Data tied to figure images
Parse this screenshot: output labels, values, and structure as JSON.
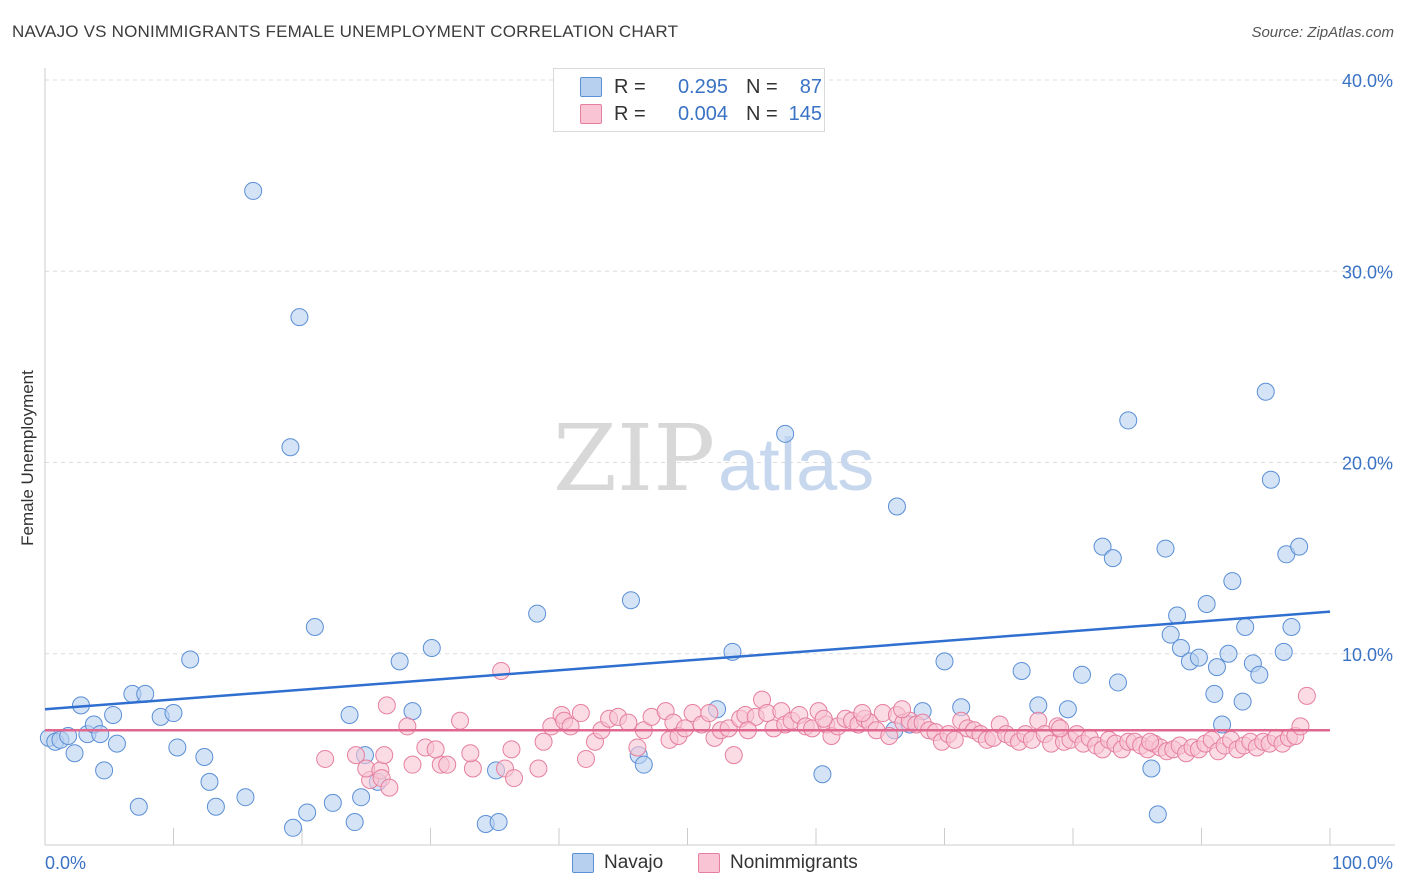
{
  "header": {
    "title": "NAVAJO VS NONIMMIGRANTS FEMALE UNEMPLOYMENT CORRELATION CHART",
    "source": "Source: ZipAtlas.com"
  },
  "legend": {
    "r_label": "R =",
    "n_label": "N =",
    "rows": [
      {
        "r": "0.295",
        "n": "87",
        "color": "#b8d0f0",
        "border": "#5b8fd6"
      },
      {
        "r": "0.004",
        "n": "145",
        "color": "#f9c4d4",
        "border": "#e57f9f"
      }
    ]
  },
  "bottom_legend": [
    {
      "label": "Navajo",
      "color": "#b8d0f0",
      "border": "#5b8fd6"
    },
    {
      "label": "Nonimmigrants",
      "color": "#f9c4d4",
      "border": "#e57f9f"
    }
  ],
  "watermark": {
    "zip": "ZIP",
    "atlas": "atlas"
  },
  "chart_data": {
    "type": "scatter",
    "title": "NAVAJO VS NONIMMIGRANTS FEMALE UNEMPLOYMENT CORRELATION CHART",
    "xlabel": "",
    "ylabel": "Female Unemployment",
    "xlim": [
      0,
      100
    ],
    "ylim": [
      0,
      40
    ],
    "x_tick_labels": [
      "0.0%",
      "100.0%"
    ],
    "y_ticks": [
      10,
      20,
      30,
      40
    ],
    "y_tick_labels": [
      "10.0%",
      "20.0%",
      "30.0%",
      "40.0%"
    ],
    "grid": "horizontal dashed",
    "legend_position": "top-center",
    "series": [
      {
        "name": "Navajo",
        "color": "#5b8fd6",
        "fill": "#b8d0f0",
        "r": 0.295,
        "n": 87,
        "trend": {
          "x": [
            0,
            100
          ],
          "y": [
            7.1,
            12.2
          ]
        },
        "points": [
          [
            0.3,
            5.6
          ],
          [
            0.8,
            5.4
          ],
          [
            1.2,
            5.5
          ],
          [
            1.8,
            5.7
          ],
          [
            2.3,
            4.8
          ],
          [
            2.8,
            7.3
          ],
          [
            3.3,
            5.8
          ],
          [
            3.8,
            6.3
          ],
          [
            4.3,
            5.8
          ],
          [
            4.6,
            3.9
          ],
          [
            5.3,
            6.8
          ],
          [
            5.6,
            5.3
          ],
          [
            7.3,
            2.0
          ],
          [
            6.8,
            7.9
          ],
          [
            7.8,
            7.9
          ],
          [
            9.0,
            6.7
          ],
          [
            10.0,
            6.9
          ],
          [
            10.3,
            5.1
          ],
          [
            11.3,
            9.7
          ],
          [
            12.4,
            4.6
          ],
          [
            12.8,
            3.3
          ],
          [
            13.3,
            2.0
          ],
          [
            15.6,
            2.5
          ],
          [
            16.2,
            34.2
          ],
          [
            19.3,
            0.9
          ],
          [
            19.1,
            20.8
          ],
          [
            20.4,
            1.7
          ],
          [
            19.8,
            27.6
          ],
          [
            21.0,
            11.4
          ],
          [
            22.4,
            2.2
          ],
          [
            23.7,
            6.8
          ],
          [
            24.1,
            1.2
          ],
          [
            24.6,
            2.5
          ],
          [
            24.9,
            4.7
          ],
          [
            25.9,
            3.3
          ],
          [
            27.6,
            9.6
          ],
          [
            28.6,
            7.0
          ],
          [
            30.1,
            10.3
          ],
          [
            34.3,
            1.1
          ],
          [
            35.1,
            3.9
          ],
          [
            35.3,
            1.2
          ],
          [
            38.3,
            12.1
          ],
          [
            45.6,
            12.8
          ],
          [
            46.2,
            4.7
          ],
          [
            46.6,
            4.2
          ],
          [
            52.3,
            7.1
          ],
          [
            53.5,
            10.1
          ],
          [
            57.6,
            21.5
          ],
          [
            60.5,
            3.7
          ],
          [
            66.3,
            17.7
          ],
          [
            66.1,
            6.0
          ],
          [
            68.3,
            7.0
          ],
          [
            67.3,
            6.3
          ],
          [
            70.0,
            9.6
          ],
          [
            71.3,
            7.2
          ],
          [
            76.0,
            9.1
          ],
          [
            77.3,
            7.3
          ],
          [
            79.6,
            7.1
          ],
          [
            80.7,
            8.9
          ],
          [
            82.3,
            15.6
          ],
          [
            83.1,
            15.0
          ],
          [
            84.3,
            22.2
          ],
          [
            83.5,
            8.5
          ],
          [
            86.1,
            4.0
          ],
          [
            87.2,
            15.5
          ],
          [
            88.1,
            12.0
          ],
          [
            86.6,
            1.6
          ],
          [
            87.6,
            11.0
          ],
          [
            88.4,
            10.3
          ],
          [
            89.1,
            9.6
          ],
          [
            89.8,
            9.8
          ],
          [
            90.4,
            12.6
          ],
          [
            91.2,
            9.3
          ],
          [
            91.6,
            6.3
          ],
          [
            92.1,
            10.0
          ],
          [
            92.4,
            13.8
          ],
          [
            93.2,
            7.5
          ],
          [
            93.4,
            11.4
          ],
          [
            94.0,
            9.5
          ],
          [
            94.5,
            8.9
          ],
          [
            95.0,
            23.7
          ],
          [
            95.4,
            19.1
          ],
          [
            96.4,
            10.1
          ],
          [
            96.6,
            15.2
          ],
          [
            97.0,
            11.4
          ],
          [
            97.6,
            15.6
          ],
          [
            91.0,
            7.9
          ]
        ]
      },
      {
        "name": "Nonimmigrants",
        "color": "#e57f9f",
        "fill": "#f9c4d4",
        "r": 0.004,
        "n": 145,
        "trend": {
          "x": [
            0,
            100
          ],
          "y": [
            6.0,
            6.0
          ]
        },
        "points": [
          [
            21.8,
            4.5
          ],
          [
            24.2,
            4.7
          ],
          [
            25.3,
            3.4
          ],
          [
            25.0,
            4.0
          ],
          [
            26.1,
            3.9
          ],
          [
            26.2,
            3.5
          ],
          [
            26.6,
            7.3
          ],
          [
            26.4,
            4.7
          ],
          [
            26.8,
            3.0
          ],
          [
            28.2,
            6.2
          ],
          [
            28.6,
            4.2
          ],
          [
            29.6,
            5.1
          ],
          [
            30.8,
            4.2
          ],
          [
            31.3,
            4.2
          ],
          [
            30.4,
            5.0
          ],
          [
            32.3,
            6.5
          ],
          [
            33.3,
            4.0
          ],
          [
            33.1,
            4.8
          ],
          [
            35.8,
            4.0
          ],
          [
            36.3,
            5.0
          ],
          [
            35.5,
            9.1
          ],
          [
            36.5,
            3.5
          ],
          [
            38.4,
            4.0
          ],
          [
            38.8,
            5.4
          ],
          [
            39.4,
            6.2
          ],
          [
            40.2,
            6.8
          ],
          [
            40.4,
            6.5
          ],
          [
            40.9,
            6.2
          ],
          [
            41.7,
            6.9
          ],
          [
            42.1,
            4.5
          ],
          [
            42.8,
            5.4
          ],
          [
            43.3,
            6.0
          ],
          [
            43.9,
            6.6
          ],
          [
            44.6,
            6.7
          ],
          [
            45.4,
            6.4
          ],
          [
            46.1,
            5.1
          ],
          [
            46.6,
            6.0
          ],
          [
            47.2,
            6.7
          ],
          [
            48.3,
            7.0
          ],
          [
            48.6,
            5.5
          ],
          [
            48.9,
            6.4
          ],
          [
            49.3,
            5.7
          ],
          [
            49.8,
            6.1
          ],
          [
            50.4,
            6.9
          ],
          [
            51.1,
            6.3
          ],
          [
            51.7,
            6.9
          ],
          [
            52.1,
            5.6
          ],
          [
            52.6,
            6.0
          ],
          [
            53.2,
            6.1
          ],
          [
            53.6,
            4.7
          ],
          [
            54.1,
            6.6
          ],
          [
            54.5,
            6.8
          ],
          [
            55.3,
            6.7
          ],
          [
            55.8,
            7.6
          ],
          [
            56.2,
            6.9
          ],
          [
            56.7,
            6.1
          ],
          [
            57.3,
            7.0
          ],
          [
            57.6,
            6.3
          ],
          [
            58.1,
            6.5
          ],
          [
            58.7,
            6.8
          ],
          [
            59.2,
            6.2
          ],
          [
            59.7,
            6.1
          ],
          [
            60.2,
            7.0
          ],
          [
            60.8,
            6.3
          ],
          [
            61.2,
            5.7
          ],
          [
            61.7,
            6.2
          ],
          [
            62.3,
            6.6
          ],
          [
            62.8,
            6.5
          ],
          [
            63.3,
            6.3
          ],
          [
            63.8,
            6.6
          ],
          [
            64.2,
            6.4
          ],
          [
            64.7,
            6.0
          ],
          [
            65.2,
            6.9
          ],
          [
            65.7,
            5.7
          ],
          [
            66.3,
            6.8
          ],
          [
            66.8,
            6.4
          ],
          [
            67.3,
            6.5
          ],
          [
            67.8,
            6.3
          ],
          [
            68.3,
            6.4
          ],
          [
            68.8,
            6.0
          ],
          [
            69.3,
            5.9
          ],
          [
            69.8,
            5.4
          ],
          [
            70.3,
            5.8
          ],
          [
            70.8,
            5.5
          ],
          [
            71.3,
            6.5
          ],
          [
            71.8,
            6.1
          ],
          [
            72.3,
            6.0
          ],
          [
            72.8,
            5.8
          ],
          [
            73.3,
            5.5
          ],
          [
            73.8,
            5.6
          ],
          [
            74.3,
            6.3
          ],
          [
            74.8,
            5.8
          ],
          [
            75.3,
            5.6
          ],
          [
            75.8,
            5.4
          ],
          [
            76.3,
            5.8
          ],
          [
            76.8,
            5.5
          ],
          [
            77.3,
            6.5
          ],
          [
            77.8,
            5.8
          ],
          [
            78.3,
            5.3
          ],
          [
            78.8,
            6.2
          ],
          [
            79.3,
            5.4
          ],
          [
            79.8,
            5.5
          ],
          [
            80.3,
            5.8
          ],
          [
            80.8,
            5.3
          ],
          [
            81.3,
            5.6
          ],
          [
            81.8,
            5.2
          ],
          [
            82.3,
            5.0
          ],
          [
            82.8,
            5.5
          ],
          [
            83.3,
            5.3
          ],
          [
            83.8,
            5.0
          ],
          [
            84.3,
            5.4
          ],
          [
            84.8,
            5.4
          ],
          [
            85.3,
            5.2
          ],
          [
            85.8,
            5.0
          ],
          [
            86.3,
            5.3
          ],
          [
            86.8,
            5.1
          ],
          [
            87.3,
            4.9
          ],
          [
            87.8,
            5.0
          ],
          [
            88.3,
            5.2
          ],
          [
            88.8,
            4.8
          ],
          [
            89.3,
            5.1
          ],
          [
            89.8,
            5.0
          ],
          [
            90.3,
            5.3
          ],
          [
            90.8,
            5.5
          ],
          [
            91.3,
            4.9
          ],
          [
            91.8,
            5.2
          ],
          [
            92.3,
            5.5
          ],
          [
            92.8,
            5.0
          ],
          [
            93.3,
            5.2
          ],
          [
            93.8,
            5.4
          ],
          [
            94.3,
            5.1
          ],
          [
            94.8,
            5.4
          ],
          [
            95.3,
            5.3
          ],
          [
            95.8,
            5.6
          ],
          [
            96.3,
            5.3
          ],
          [
            96.8,
            5.6
          ],
          [
            97.3,
            5.7
          ],
          [
            97.7,
            6.2
          ],
          [
            98.2,
            7.8
          ],
          [
            54.7,
            6.0
          ],
          [
            60.6,
            6.6
          ],
          [
            63.6,
            6.9
          ],
          [
            66.7,
            7.1
          ],
          [
            79.0,
            6.1
          ],
          [
            86.0,
            5.4
          ]
        ]
      }
    ]
  }
}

- The exercise -
Looking at the records above, report how many lines contain the word "color". Answer with the number only.

- Finished answer -
6